# Record disponibili:
....
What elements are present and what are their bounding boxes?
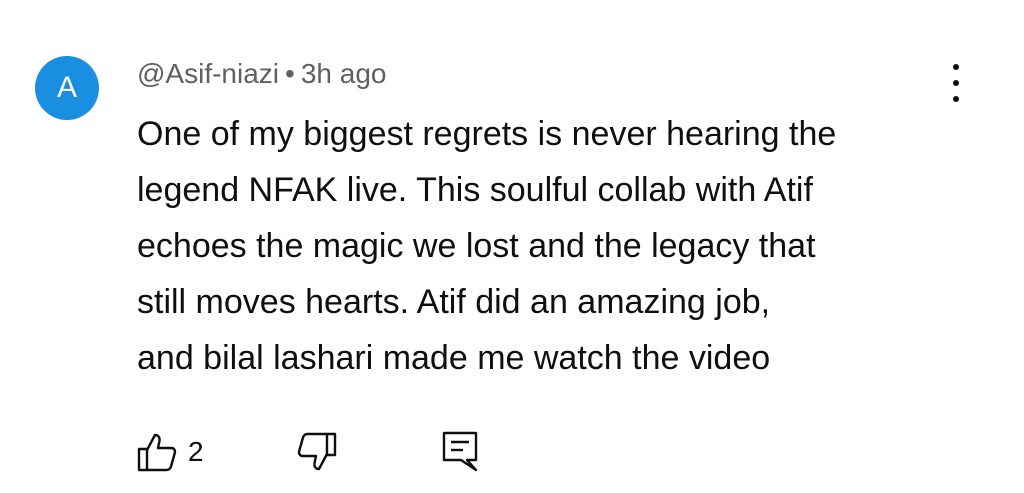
....
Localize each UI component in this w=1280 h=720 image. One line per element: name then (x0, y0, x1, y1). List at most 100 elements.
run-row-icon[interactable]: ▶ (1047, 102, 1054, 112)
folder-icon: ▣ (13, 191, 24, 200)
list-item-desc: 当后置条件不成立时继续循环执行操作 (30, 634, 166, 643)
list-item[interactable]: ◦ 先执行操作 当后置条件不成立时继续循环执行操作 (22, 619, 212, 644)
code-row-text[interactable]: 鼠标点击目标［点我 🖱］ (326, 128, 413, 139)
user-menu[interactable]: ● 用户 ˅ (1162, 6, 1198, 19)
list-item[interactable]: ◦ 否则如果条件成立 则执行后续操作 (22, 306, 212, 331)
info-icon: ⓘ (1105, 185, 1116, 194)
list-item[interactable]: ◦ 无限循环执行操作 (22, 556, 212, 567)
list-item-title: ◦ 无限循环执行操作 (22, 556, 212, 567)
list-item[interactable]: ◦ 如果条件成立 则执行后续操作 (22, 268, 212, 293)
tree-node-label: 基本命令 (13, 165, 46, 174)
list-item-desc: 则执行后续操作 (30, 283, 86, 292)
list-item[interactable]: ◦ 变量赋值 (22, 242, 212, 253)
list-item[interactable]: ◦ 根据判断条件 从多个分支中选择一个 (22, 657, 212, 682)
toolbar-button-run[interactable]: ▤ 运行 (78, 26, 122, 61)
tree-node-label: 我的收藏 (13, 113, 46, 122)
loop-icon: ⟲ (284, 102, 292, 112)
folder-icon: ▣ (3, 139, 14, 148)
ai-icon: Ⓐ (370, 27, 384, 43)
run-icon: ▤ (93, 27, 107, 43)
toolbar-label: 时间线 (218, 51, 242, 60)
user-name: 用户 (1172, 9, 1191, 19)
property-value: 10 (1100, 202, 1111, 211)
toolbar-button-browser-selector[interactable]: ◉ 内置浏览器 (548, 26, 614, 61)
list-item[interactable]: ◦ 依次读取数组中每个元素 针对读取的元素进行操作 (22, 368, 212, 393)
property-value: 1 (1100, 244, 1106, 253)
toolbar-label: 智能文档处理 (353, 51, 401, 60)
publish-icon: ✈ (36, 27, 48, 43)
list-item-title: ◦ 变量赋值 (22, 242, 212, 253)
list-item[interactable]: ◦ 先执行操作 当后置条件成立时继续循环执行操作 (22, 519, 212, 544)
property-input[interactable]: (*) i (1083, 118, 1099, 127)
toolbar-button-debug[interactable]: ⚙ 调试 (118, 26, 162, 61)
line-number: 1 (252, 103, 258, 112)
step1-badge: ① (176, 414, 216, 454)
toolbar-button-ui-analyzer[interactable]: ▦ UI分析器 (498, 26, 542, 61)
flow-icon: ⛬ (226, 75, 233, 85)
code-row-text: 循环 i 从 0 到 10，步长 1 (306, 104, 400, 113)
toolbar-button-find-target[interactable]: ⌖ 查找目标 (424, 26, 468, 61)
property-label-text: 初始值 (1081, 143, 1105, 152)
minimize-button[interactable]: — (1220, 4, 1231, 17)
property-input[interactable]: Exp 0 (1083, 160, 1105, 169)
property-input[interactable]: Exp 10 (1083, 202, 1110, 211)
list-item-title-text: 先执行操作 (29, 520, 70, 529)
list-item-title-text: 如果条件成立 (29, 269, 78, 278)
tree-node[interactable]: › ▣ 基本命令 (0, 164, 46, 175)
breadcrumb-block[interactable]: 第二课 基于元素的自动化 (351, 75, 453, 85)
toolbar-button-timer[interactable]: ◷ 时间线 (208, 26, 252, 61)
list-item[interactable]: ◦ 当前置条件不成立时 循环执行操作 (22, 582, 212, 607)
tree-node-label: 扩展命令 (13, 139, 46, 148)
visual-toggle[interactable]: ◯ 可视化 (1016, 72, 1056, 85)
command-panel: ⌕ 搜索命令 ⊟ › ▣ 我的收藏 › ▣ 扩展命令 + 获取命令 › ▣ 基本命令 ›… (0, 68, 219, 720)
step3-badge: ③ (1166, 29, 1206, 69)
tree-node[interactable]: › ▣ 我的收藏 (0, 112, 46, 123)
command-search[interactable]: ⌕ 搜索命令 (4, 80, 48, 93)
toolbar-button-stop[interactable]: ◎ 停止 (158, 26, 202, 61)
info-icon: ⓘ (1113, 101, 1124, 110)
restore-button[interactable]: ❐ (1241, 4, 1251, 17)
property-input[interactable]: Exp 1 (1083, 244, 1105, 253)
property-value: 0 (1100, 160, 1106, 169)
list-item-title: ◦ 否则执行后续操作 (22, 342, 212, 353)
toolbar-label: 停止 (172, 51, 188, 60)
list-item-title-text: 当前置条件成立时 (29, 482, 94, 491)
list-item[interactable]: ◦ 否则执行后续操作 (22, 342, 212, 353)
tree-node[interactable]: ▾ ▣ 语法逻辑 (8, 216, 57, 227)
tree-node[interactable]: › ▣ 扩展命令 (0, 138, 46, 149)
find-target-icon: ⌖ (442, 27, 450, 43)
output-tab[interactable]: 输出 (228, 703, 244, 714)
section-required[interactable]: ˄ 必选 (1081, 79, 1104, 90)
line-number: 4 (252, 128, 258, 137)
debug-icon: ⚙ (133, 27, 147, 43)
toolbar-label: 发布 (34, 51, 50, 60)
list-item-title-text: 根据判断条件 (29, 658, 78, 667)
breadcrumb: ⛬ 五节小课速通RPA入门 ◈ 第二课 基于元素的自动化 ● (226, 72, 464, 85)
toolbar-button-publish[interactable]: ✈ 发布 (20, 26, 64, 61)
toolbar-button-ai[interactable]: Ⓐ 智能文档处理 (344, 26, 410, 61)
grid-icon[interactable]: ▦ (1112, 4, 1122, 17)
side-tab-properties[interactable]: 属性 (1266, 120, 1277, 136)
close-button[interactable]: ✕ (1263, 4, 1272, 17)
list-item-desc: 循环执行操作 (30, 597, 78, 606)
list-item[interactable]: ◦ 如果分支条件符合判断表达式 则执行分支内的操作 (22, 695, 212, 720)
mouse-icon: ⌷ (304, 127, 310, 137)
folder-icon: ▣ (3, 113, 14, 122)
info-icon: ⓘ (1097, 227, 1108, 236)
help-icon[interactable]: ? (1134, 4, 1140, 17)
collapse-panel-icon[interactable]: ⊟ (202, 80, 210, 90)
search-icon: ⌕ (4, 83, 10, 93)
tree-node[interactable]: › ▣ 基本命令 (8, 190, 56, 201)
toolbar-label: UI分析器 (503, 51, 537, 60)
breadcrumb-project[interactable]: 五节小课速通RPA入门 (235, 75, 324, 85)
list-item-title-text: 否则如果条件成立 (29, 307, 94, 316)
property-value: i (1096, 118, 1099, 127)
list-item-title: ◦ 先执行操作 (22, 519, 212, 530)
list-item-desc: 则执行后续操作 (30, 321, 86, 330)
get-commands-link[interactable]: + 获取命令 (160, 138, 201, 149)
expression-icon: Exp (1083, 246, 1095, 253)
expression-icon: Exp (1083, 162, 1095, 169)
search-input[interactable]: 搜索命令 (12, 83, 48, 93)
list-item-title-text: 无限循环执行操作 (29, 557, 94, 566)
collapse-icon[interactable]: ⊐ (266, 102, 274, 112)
....
# Istruzioni di lavoro:
Riporta senza cambiare nulla le righe che vanno da quella che contiene "Localize each UI" fino a quella che contiene "list-item[interactable]: ◦ 先执行操作 当后置条件不成立时继续循环执行操作", entrambe incluse.

# Soluzione del problema:
Localize each UI component in this w=1280 h=720 image. One line per element: name then (x0, y0, x1, y1). List at most 100 elements.
run-row-icon[interactable]: ▶ (1047, 102, 1054, 112)
folder-icon: ▣ (13, 191, 24, 200)
list-item-desc: 当后置条件不成立时继续循环执行操作 (30, 634, 166, 643)
list-item[interactable]: ◦ 先执行操作 当后置条件不成立时继续循环执行操作 (22, 619, 212, 644)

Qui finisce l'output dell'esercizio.